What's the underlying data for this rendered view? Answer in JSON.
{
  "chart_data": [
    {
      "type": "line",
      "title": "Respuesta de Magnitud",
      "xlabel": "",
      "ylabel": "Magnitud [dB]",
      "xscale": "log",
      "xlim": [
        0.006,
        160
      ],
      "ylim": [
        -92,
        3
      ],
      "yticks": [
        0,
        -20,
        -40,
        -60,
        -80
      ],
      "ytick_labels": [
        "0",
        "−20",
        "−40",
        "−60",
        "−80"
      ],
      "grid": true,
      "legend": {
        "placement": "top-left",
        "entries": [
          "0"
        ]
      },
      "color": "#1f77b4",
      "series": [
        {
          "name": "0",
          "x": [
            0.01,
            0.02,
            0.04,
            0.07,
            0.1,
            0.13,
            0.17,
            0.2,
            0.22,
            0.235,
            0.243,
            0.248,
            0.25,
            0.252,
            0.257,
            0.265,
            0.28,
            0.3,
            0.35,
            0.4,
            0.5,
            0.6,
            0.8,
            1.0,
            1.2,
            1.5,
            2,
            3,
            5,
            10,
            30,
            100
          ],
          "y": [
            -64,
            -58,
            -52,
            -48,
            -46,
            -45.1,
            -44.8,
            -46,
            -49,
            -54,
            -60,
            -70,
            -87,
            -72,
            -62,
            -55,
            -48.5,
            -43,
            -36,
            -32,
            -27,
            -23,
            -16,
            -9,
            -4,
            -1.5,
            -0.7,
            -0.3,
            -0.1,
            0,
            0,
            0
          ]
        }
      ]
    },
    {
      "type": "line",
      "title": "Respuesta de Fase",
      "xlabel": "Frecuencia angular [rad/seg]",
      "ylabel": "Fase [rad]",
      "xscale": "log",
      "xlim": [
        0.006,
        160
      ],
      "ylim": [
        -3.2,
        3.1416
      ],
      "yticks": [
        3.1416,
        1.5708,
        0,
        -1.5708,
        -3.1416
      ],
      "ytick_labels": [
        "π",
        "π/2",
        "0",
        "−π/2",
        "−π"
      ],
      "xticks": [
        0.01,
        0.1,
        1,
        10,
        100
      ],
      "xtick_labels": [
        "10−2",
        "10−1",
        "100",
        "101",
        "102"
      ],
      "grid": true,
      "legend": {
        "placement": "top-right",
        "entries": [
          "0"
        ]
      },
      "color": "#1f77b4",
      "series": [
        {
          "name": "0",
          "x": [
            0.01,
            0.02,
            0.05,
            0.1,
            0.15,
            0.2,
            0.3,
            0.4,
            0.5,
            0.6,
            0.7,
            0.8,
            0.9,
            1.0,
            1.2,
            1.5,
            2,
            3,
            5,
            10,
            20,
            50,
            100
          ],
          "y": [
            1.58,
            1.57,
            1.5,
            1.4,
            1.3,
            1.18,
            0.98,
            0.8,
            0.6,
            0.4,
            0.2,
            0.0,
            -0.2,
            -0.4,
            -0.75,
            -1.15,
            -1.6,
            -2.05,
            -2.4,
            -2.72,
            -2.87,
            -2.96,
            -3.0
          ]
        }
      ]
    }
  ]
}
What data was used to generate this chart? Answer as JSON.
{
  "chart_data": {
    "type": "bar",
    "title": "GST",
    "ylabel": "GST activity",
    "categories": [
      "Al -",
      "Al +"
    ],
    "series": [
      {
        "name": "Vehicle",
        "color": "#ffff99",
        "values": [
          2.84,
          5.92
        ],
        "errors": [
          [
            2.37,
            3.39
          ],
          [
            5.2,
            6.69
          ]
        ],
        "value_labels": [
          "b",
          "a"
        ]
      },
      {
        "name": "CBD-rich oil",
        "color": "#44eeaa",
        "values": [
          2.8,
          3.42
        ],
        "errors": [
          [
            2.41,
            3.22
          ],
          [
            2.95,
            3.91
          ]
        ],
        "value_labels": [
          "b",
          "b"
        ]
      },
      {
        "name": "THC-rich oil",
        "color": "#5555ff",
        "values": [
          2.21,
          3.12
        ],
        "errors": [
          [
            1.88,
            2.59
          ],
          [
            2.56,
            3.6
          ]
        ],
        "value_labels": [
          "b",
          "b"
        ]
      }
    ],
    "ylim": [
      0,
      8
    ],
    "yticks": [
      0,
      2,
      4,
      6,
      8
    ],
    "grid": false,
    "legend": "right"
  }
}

== == ==

§ **WHAT TO PRODUCE**
Copy each line of the data above that holds "placement".

§ **THE COMPLETED TASK**
        "placement": "top-left",
        "placement": "top-right",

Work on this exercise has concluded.